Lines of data
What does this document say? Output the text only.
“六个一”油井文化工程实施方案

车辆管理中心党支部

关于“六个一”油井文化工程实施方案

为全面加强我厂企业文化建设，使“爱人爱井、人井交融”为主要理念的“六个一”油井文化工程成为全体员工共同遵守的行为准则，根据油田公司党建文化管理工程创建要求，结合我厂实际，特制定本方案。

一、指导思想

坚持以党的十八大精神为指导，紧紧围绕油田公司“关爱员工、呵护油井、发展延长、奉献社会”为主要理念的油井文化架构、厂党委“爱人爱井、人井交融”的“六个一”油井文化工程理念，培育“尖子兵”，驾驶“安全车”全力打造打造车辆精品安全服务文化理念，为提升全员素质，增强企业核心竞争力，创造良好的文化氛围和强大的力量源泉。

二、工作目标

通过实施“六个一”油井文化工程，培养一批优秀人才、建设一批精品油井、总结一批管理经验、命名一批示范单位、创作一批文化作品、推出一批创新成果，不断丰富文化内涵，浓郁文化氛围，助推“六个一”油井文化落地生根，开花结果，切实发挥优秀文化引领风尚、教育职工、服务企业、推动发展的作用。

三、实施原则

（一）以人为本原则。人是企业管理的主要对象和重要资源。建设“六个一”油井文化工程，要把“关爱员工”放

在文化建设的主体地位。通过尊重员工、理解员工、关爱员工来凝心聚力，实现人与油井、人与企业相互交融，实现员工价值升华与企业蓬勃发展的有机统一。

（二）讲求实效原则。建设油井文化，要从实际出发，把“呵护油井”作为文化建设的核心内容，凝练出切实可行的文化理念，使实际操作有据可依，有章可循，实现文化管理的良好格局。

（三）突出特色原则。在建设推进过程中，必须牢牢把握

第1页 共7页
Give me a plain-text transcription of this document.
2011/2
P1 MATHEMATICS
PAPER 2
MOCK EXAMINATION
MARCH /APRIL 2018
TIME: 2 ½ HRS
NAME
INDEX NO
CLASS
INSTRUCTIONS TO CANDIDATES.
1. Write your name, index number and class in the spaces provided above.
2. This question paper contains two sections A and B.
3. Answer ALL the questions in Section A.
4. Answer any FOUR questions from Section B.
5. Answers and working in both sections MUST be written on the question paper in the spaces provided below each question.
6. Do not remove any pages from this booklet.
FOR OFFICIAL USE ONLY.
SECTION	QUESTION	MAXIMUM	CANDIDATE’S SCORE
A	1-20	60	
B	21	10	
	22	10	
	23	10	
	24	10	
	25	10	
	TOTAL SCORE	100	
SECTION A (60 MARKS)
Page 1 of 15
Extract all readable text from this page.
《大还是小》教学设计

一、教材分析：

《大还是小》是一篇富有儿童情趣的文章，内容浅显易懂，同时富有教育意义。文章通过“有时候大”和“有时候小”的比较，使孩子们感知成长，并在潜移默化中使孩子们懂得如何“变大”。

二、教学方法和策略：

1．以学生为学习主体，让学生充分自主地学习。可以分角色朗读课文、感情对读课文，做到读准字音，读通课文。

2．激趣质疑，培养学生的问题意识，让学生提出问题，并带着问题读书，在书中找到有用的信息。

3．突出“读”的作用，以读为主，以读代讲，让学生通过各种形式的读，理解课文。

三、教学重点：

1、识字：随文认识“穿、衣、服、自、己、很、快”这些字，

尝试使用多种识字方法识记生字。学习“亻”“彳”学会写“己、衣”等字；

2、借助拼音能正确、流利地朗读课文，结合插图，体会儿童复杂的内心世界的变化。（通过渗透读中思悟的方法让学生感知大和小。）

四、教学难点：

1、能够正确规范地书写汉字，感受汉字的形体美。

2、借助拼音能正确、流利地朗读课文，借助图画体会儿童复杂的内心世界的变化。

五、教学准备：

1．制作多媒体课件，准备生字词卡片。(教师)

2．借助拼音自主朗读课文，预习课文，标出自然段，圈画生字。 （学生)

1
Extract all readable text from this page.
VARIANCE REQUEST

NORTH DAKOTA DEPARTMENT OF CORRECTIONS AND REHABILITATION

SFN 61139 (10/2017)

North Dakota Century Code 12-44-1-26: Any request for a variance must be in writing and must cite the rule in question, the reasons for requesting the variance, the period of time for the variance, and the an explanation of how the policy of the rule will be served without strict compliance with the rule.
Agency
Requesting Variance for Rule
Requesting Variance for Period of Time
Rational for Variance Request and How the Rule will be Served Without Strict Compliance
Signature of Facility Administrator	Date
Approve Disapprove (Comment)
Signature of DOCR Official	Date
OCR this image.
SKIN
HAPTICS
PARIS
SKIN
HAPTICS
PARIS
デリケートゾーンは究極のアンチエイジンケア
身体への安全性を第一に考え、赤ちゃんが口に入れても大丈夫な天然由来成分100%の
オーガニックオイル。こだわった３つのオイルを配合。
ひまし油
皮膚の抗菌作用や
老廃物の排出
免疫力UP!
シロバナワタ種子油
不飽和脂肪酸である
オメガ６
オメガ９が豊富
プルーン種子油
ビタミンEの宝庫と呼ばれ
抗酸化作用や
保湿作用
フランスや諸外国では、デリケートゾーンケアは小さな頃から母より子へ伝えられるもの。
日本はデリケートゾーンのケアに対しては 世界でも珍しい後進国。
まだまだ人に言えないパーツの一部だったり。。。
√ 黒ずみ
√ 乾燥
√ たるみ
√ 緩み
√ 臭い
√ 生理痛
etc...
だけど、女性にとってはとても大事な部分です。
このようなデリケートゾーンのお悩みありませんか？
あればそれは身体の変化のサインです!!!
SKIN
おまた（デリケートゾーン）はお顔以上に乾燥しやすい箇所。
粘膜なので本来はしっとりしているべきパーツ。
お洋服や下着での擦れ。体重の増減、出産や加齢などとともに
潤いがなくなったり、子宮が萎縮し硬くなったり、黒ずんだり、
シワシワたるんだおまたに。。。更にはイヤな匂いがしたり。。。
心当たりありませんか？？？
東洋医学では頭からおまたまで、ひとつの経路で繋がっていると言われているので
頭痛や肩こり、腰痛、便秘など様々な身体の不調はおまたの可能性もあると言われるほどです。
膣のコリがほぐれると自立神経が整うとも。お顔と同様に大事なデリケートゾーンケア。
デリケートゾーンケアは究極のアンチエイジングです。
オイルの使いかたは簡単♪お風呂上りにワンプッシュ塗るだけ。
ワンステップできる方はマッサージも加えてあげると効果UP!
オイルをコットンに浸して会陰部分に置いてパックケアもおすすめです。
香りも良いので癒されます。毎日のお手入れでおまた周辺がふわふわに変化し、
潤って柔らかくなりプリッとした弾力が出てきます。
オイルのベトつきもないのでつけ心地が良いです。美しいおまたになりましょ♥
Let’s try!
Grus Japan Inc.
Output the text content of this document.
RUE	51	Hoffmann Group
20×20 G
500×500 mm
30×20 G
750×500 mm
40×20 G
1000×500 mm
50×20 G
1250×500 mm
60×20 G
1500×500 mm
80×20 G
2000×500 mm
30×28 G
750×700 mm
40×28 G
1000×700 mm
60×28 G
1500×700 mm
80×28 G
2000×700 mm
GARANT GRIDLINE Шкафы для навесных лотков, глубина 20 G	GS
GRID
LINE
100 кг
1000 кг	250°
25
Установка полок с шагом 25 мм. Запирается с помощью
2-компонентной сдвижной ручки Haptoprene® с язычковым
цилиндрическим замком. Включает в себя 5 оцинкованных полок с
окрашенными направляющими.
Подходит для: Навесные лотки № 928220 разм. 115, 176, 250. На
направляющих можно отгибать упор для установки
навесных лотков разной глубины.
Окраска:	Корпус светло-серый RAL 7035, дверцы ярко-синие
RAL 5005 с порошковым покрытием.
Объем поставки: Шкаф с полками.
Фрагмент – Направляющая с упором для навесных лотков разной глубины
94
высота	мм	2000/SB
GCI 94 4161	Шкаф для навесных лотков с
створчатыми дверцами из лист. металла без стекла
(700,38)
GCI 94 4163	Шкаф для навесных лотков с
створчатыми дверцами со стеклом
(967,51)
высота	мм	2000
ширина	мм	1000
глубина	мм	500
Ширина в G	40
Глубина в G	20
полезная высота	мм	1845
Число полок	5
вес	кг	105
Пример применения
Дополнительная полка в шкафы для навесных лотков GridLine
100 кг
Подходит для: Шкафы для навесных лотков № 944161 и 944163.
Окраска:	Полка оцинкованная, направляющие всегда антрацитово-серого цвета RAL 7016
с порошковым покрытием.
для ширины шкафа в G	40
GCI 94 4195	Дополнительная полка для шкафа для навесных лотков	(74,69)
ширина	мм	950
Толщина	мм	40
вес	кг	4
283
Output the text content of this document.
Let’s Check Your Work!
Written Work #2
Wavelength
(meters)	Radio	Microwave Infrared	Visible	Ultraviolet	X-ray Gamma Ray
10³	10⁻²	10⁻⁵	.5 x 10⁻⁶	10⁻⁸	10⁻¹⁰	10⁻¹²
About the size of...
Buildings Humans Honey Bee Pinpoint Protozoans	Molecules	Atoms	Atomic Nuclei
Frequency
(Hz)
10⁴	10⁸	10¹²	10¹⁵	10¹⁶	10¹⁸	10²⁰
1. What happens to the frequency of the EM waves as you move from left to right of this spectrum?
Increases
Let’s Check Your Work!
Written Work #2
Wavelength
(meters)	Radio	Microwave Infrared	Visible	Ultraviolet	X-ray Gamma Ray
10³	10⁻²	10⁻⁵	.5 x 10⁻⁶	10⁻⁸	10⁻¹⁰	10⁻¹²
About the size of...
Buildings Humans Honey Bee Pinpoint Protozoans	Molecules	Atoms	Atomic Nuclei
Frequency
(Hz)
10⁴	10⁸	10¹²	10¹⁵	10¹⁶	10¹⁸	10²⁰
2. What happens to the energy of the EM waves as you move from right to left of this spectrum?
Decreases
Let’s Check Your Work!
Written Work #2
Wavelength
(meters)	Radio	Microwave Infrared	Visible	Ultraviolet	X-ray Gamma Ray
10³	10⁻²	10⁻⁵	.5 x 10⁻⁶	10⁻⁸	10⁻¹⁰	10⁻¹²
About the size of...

Problem details: Search the entries for "spectrum" and copy out each line that has it.

Problem solution:
1. What happens to the frequency of the EM waves as you move from left to right of this spectrum?
2. What happens to the energy of the EM waves as you move from right to left of this spectrum?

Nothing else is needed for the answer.